● **Work instructions**: Pull every line with the word "color" out of the entries below.

● **Data for the task**:
>>>
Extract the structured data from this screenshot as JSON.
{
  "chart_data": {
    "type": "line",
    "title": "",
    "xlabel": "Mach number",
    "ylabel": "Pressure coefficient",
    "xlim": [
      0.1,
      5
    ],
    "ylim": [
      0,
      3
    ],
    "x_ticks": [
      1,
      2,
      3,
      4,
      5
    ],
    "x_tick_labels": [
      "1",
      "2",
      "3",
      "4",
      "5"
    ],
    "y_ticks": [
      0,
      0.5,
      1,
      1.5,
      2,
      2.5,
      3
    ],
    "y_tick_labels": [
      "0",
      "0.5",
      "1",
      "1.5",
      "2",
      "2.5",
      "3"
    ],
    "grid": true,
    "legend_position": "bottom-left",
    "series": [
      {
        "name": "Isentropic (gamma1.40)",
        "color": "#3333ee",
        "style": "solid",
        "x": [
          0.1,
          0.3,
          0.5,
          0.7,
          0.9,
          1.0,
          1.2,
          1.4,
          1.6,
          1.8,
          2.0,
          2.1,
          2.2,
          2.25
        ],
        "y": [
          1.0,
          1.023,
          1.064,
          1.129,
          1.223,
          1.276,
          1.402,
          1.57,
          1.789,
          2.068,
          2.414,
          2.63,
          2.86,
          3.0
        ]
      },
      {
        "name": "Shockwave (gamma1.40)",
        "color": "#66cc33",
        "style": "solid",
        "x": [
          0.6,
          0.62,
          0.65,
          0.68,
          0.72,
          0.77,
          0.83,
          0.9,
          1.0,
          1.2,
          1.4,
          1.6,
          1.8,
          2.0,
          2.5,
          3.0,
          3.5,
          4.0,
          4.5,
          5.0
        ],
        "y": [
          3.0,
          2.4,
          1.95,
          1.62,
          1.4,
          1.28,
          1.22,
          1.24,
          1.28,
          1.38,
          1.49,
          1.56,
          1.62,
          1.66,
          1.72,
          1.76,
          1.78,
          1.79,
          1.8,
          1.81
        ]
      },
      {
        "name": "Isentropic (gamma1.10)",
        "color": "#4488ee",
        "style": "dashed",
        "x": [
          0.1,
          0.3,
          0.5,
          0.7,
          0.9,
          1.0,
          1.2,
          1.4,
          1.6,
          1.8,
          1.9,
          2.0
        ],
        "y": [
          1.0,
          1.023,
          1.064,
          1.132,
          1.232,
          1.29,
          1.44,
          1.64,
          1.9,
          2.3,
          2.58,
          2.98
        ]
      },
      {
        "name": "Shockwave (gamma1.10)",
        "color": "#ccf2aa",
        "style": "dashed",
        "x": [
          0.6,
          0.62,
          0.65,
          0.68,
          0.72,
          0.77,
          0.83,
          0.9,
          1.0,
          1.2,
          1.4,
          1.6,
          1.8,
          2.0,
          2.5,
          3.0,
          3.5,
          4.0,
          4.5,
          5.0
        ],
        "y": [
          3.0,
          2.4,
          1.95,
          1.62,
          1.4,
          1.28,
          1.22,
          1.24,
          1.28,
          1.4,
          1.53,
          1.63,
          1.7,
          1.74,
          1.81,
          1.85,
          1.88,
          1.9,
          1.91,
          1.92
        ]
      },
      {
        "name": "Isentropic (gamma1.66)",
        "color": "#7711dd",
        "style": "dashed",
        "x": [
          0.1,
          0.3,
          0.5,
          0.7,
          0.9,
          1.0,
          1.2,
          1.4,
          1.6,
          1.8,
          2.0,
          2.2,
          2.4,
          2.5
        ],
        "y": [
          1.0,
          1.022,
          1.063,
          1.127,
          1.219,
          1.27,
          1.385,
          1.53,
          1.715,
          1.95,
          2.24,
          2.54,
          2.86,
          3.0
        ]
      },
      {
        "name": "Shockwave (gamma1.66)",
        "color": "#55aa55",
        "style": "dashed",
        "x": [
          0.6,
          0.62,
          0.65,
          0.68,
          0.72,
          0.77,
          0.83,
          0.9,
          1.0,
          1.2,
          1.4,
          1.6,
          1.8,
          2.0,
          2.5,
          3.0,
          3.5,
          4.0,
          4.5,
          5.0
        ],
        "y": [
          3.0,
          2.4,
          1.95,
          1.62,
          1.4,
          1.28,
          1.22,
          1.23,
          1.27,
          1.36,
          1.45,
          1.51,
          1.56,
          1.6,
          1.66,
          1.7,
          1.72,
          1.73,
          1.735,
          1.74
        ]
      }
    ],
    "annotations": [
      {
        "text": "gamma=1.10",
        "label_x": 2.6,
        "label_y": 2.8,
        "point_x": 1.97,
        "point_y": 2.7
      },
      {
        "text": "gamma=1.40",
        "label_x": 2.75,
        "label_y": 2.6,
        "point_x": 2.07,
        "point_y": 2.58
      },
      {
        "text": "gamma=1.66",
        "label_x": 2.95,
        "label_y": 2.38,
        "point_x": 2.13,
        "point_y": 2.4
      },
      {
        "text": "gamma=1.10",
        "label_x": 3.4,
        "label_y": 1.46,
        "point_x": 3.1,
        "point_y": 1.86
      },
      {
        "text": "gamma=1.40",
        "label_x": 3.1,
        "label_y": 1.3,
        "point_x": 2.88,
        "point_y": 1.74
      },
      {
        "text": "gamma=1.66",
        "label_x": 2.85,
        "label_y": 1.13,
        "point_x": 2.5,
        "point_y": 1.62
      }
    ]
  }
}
<<<
● **Output for this exercise**:
        "color": "#3333ee",
        "color": "#66cc33",
        "color": "#4488ee",
        "color": "#ccf2aa",
        "color": "#7711dd",
        "color": "#55aa55",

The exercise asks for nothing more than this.